Find every line of the listing below where "Emily" appears, and copy it.

◆ LISTING:
· · · ·
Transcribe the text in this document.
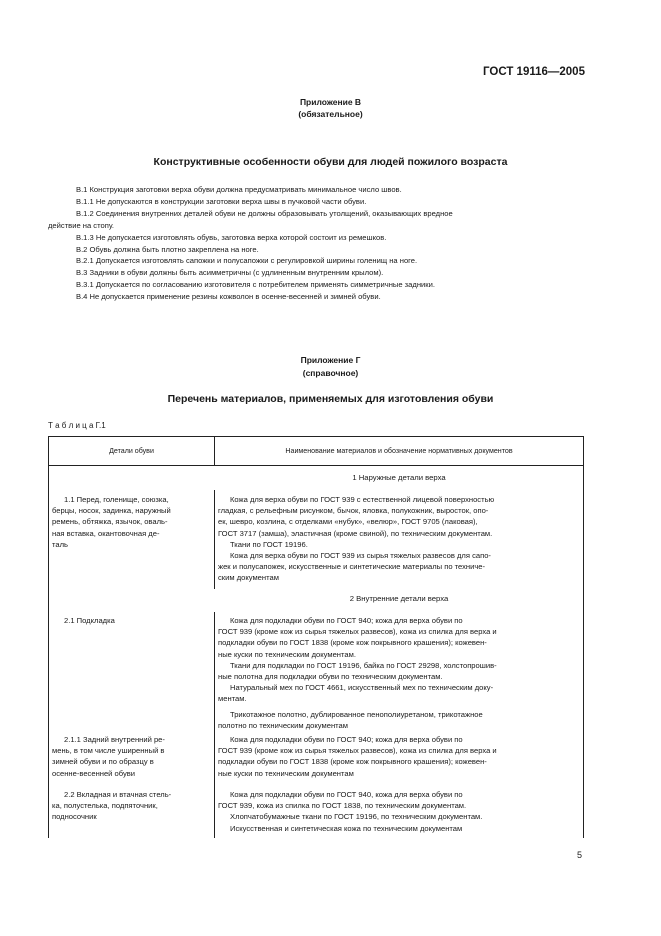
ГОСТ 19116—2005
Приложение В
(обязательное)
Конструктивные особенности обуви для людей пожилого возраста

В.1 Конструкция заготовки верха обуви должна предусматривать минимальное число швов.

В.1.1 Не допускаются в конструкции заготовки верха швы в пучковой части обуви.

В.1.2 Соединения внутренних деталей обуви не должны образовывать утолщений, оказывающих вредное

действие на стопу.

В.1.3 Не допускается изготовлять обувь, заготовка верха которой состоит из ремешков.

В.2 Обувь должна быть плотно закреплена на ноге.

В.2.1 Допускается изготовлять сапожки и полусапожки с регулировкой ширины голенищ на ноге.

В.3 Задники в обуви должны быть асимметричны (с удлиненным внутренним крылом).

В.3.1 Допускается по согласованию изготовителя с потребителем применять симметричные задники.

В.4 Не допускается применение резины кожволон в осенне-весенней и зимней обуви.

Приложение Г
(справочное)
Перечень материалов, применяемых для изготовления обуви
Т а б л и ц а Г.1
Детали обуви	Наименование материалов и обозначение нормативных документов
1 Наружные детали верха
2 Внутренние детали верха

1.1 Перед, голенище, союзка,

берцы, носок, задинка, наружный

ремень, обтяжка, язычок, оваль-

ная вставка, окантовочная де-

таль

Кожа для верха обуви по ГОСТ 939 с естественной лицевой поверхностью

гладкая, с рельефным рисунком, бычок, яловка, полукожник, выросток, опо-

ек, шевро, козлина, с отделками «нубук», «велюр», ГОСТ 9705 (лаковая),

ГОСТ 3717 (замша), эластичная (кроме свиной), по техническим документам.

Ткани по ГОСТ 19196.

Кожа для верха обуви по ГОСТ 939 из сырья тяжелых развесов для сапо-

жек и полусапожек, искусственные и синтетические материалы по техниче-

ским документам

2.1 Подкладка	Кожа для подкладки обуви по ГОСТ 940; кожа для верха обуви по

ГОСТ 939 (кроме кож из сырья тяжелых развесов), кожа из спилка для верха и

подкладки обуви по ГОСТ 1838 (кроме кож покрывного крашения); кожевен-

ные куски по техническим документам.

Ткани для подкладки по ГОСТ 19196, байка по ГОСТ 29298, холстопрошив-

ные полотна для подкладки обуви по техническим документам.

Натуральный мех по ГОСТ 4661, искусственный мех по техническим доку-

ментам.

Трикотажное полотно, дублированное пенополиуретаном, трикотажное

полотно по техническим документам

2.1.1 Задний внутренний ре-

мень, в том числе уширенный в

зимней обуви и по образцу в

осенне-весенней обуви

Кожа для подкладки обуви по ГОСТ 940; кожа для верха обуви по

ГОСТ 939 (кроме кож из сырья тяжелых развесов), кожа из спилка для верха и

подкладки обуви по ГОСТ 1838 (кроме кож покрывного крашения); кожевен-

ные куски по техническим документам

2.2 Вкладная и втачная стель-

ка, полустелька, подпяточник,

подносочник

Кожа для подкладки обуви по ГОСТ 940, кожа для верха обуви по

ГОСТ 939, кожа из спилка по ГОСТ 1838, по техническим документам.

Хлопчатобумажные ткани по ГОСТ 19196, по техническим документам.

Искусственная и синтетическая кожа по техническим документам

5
· · · ·
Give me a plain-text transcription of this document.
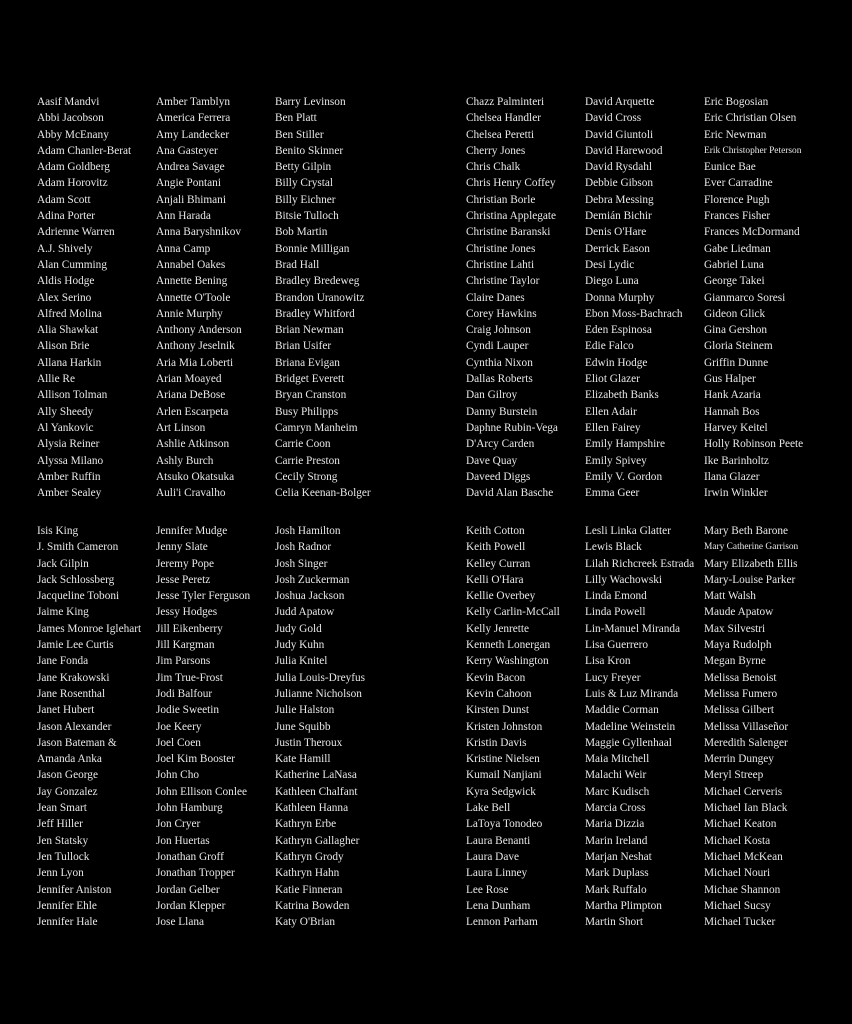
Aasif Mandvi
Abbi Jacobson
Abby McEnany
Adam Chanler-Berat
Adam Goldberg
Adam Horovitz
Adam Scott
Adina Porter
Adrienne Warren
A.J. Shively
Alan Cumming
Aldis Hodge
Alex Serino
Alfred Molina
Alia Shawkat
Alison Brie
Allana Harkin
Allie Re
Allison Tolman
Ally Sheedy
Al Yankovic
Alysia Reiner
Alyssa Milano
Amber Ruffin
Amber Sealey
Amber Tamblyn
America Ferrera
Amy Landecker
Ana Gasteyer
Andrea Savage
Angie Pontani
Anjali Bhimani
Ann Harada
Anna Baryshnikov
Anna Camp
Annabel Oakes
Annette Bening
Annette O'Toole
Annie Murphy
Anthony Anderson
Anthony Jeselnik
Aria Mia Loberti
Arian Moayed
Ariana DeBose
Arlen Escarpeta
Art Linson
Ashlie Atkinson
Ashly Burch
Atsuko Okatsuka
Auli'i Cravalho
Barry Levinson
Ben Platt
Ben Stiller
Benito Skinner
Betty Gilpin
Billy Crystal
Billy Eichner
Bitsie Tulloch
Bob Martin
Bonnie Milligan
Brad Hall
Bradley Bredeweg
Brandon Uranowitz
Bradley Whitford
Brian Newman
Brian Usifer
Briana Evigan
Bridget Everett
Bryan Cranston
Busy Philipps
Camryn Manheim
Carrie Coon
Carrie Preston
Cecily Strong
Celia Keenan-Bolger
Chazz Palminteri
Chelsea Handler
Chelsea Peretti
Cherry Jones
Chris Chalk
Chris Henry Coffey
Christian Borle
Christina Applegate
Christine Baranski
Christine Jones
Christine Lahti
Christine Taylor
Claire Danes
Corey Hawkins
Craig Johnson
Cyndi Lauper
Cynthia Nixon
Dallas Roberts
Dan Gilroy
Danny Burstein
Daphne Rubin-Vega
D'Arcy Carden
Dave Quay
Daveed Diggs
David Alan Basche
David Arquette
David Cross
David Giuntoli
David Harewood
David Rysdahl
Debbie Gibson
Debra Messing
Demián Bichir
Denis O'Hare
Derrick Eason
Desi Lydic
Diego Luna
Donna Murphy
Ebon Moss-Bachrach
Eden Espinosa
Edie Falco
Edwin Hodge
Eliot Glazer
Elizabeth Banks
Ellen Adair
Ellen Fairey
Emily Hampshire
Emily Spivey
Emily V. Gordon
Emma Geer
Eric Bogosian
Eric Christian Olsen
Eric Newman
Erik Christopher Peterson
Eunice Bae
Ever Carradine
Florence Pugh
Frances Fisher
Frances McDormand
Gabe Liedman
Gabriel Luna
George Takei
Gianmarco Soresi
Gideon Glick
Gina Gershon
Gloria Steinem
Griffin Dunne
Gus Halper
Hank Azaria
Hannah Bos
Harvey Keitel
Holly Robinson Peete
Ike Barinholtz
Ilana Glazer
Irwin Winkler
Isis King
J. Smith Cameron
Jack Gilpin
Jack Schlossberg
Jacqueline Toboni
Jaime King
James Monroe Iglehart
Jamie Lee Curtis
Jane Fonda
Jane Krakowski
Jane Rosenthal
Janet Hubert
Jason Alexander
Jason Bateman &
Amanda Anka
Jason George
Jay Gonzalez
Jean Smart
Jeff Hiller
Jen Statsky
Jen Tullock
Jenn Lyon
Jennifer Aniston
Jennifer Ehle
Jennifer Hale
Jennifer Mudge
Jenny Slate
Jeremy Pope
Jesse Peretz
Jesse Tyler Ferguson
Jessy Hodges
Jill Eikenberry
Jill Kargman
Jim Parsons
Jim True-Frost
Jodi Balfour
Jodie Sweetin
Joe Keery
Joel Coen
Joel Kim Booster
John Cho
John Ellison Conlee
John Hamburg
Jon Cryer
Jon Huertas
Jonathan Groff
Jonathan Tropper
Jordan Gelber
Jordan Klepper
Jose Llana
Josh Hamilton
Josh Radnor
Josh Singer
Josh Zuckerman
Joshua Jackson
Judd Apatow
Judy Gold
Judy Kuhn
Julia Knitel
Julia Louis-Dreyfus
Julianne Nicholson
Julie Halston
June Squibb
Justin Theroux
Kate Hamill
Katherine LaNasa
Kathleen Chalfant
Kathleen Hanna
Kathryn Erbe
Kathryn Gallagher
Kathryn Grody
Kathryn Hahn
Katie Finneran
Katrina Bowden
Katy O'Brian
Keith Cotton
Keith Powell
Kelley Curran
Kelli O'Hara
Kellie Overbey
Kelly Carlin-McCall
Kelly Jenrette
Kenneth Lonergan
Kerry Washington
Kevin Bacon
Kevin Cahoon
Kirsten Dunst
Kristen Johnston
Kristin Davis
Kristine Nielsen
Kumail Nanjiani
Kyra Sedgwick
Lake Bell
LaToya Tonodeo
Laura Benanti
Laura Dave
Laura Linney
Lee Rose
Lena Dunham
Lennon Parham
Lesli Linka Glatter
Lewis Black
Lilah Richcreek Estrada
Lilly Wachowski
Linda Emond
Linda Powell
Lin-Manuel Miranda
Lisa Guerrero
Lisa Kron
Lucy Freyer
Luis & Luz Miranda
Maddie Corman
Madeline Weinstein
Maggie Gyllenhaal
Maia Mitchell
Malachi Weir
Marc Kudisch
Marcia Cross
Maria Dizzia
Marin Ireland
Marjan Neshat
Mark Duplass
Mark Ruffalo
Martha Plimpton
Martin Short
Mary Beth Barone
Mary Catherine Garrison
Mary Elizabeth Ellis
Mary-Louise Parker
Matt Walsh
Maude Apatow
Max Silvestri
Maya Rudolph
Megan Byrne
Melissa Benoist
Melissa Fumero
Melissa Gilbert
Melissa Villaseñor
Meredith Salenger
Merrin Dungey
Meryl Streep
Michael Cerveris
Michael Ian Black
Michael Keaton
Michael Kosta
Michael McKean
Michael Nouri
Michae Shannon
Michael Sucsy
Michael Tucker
· · · ·
◆ OUTPUT BELOW:
Emily Hampshire
Emily Spivey
Emily V. Gordon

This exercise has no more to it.